Select and copy out every line in the records containing "junio".
— begin EXERCISE INPUT —
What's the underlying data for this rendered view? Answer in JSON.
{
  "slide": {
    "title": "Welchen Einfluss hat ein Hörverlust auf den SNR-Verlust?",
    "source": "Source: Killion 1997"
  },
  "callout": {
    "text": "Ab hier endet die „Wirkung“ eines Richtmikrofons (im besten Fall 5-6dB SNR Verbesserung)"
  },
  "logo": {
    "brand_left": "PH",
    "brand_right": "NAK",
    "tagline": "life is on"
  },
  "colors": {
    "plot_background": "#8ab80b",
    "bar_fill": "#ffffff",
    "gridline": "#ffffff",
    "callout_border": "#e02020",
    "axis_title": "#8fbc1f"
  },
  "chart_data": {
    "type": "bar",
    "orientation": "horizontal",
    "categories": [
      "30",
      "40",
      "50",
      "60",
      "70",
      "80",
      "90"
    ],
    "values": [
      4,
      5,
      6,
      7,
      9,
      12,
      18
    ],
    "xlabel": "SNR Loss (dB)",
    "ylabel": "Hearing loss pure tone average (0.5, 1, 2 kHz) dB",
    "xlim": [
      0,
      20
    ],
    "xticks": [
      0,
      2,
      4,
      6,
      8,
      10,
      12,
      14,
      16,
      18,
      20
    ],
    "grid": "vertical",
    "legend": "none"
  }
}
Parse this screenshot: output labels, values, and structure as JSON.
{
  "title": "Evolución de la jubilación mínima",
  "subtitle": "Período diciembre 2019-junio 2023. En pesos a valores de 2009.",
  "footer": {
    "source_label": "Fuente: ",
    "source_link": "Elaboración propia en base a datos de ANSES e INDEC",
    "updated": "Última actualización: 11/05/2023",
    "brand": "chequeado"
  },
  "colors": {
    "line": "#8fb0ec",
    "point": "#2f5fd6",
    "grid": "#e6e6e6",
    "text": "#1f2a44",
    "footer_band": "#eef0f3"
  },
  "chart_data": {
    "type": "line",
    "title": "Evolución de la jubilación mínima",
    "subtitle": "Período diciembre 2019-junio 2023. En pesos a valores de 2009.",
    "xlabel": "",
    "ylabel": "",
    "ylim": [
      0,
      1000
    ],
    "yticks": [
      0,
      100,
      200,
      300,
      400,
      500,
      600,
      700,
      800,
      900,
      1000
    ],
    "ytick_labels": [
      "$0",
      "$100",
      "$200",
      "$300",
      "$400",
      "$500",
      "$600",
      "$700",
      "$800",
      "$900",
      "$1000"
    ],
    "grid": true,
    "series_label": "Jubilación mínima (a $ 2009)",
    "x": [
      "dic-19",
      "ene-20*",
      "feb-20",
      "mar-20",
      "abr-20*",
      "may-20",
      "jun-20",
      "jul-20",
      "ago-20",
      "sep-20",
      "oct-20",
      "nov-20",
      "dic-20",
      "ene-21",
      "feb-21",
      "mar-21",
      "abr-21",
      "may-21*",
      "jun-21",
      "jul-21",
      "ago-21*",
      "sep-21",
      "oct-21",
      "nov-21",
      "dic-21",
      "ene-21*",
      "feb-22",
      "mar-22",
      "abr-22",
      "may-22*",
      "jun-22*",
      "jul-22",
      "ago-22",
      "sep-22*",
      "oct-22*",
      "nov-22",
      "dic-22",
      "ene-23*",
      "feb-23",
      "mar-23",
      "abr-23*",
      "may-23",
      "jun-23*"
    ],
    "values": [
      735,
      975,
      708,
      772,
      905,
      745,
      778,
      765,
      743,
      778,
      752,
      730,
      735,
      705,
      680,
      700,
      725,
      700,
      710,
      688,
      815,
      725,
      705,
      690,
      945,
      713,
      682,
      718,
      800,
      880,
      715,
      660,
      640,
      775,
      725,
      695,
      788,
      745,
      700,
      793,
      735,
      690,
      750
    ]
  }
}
— end EXERCISE INPUT —
**EXERCISE OUTPUT:**
  "subtitle": "Período diciembre 2019-junio 2023. En pesos a valores de 2009.",
    "subtitle": "Período diciembre 2019-junio 2023. En pesos a valores de 2009.",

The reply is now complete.